Repeat every entry word for word, but leave the images out of your copy.
>>
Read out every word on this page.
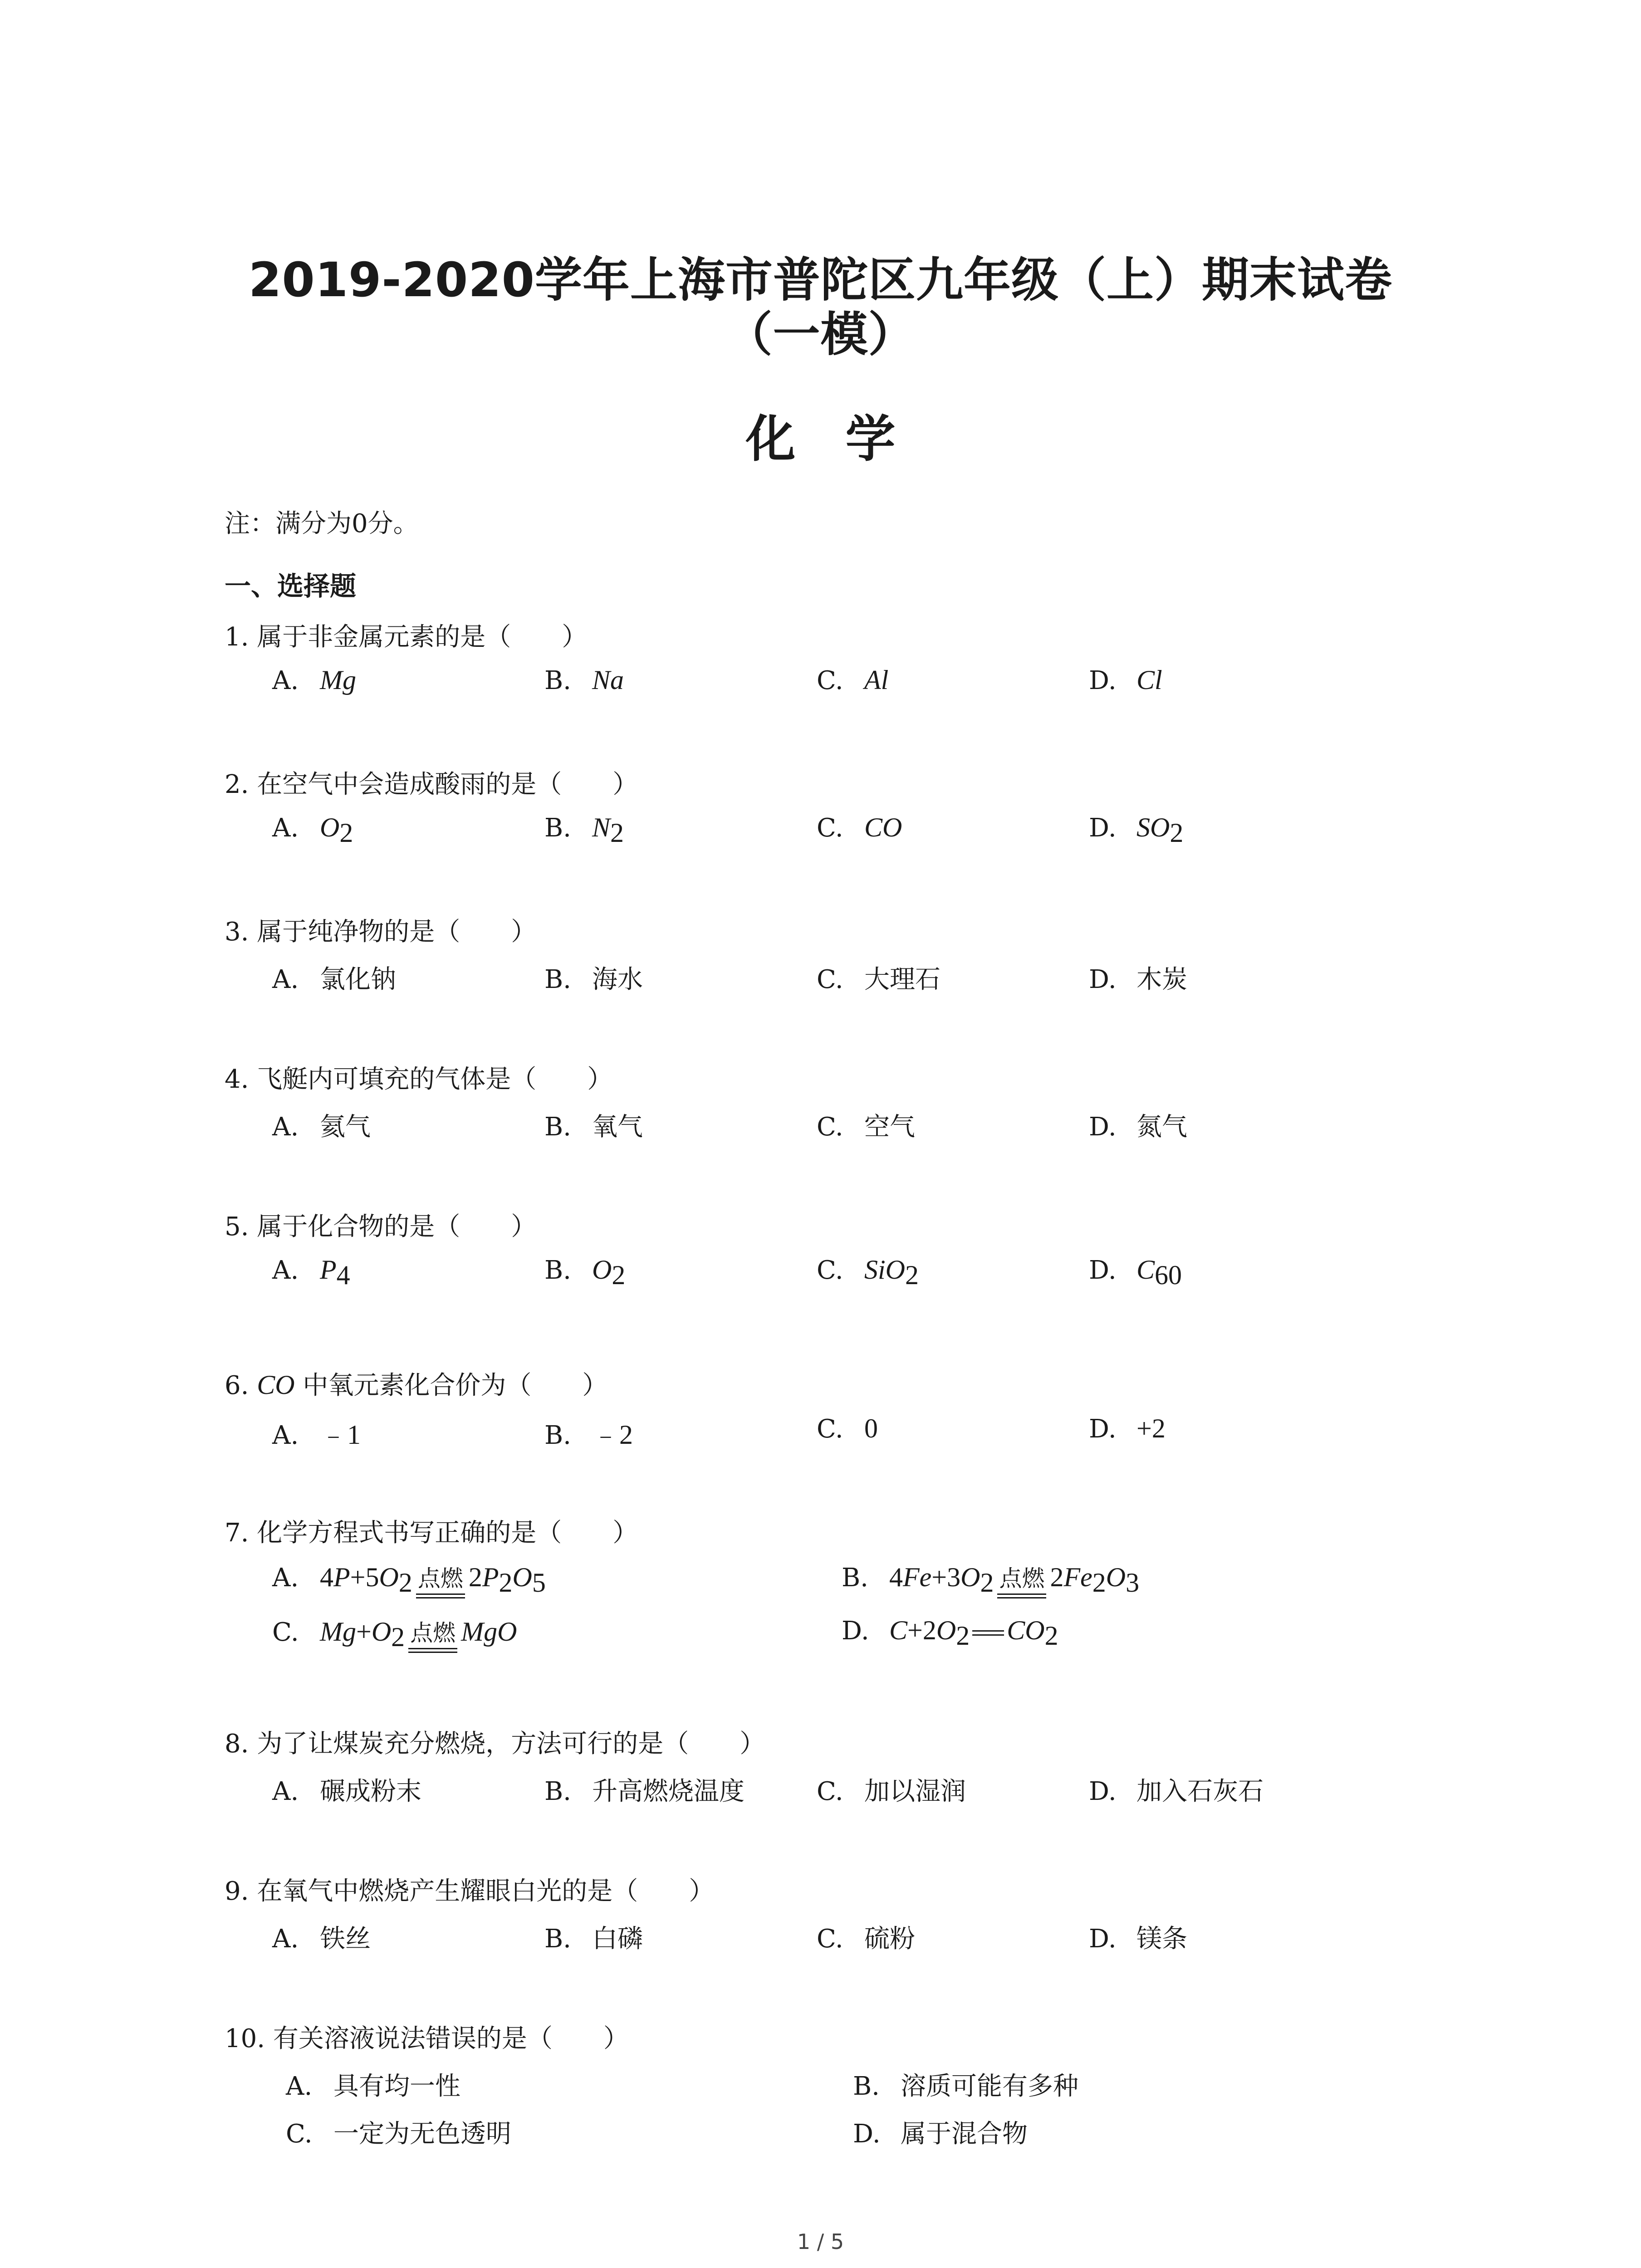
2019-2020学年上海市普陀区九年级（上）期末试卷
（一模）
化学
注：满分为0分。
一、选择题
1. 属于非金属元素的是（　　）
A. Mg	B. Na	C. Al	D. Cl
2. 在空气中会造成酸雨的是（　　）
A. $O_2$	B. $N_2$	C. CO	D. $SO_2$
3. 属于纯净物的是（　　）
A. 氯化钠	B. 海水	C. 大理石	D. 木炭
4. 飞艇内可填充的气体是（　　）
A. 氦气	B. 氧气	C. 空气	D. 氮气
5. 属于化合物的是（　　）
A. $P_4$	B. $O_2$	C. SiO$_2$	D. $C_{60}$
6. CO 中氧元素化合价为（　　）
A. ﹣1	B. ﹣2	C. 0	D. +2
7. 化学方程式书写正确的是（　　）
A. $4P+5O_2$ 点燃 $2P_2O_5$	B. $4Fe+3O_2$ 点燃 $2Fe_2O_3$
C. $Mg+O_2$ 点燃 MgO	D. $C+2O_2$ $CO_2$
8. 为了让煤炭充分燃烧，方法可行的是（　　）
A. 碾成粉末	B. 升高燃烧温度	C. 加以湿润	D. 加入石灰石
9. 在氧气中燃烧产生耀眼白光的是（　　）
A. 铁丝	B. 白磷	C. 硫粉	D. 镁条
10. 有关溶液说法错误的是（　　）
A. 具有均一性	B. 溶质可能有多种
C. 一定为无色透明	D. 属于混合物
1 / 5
<<
Exercise result -
Read out every word on this page.
2019-2020学年上海市普陀区九年级（上）期末试卷
（一模）
化学
注：满分为0分。
一、选择题
1. 属于非金属元素的是（　　）
A. Mg	B. Na	C. Al	D. Cl
2. 在空气中会造成酸雨的是（　　）
A. $O_2$	B. $N_2$	C. CO	D. $SO_2$
3. 属于纯净物的是（　　）
A. 氯化钠	B. 海水	C. 大理石	D. 木炭
4. 飞艇内可填充的气体是（　　）
A. 氦气	B. 氧气	C. 空气	D. 氮气
5. 属于化合物的是（　　）
A. $P_4$	B. $O_2$	C. SiO$_2$	D. $C_{60}$
6. CO 中氧元素化合价为（　　）
A. ﹣1	B. ﹣2	C. 0	D. +2
7. 化学方程式书写正确的是（　　）
A. $4P+5O_2$ 点燃 $2P_2O_5$	B. $4Fe+3O_2$ 点燃 $2Fe_2O_3$
C. $Mg+O_2$ 点燃 MgO	D. $C+2O_2$ $CO_2$
8. 为了让煤炭充分燃烧，方法可行的是（　　）
A. 碾成粉末	B. 升高燃烧温度	C. 加以湿润	D. 加入石灰石
9. 在氧气中燃烧产生耀眼白光的是（　　）
A. 铁丝	B. 白磷	C. 硫粉	D. 镁条
10. 有关溶液说法错误的是（　　）
A. 具有均一性	B. 溶质可能有多种
C. 一定为无色透明	D. 属于混合物
1 / 5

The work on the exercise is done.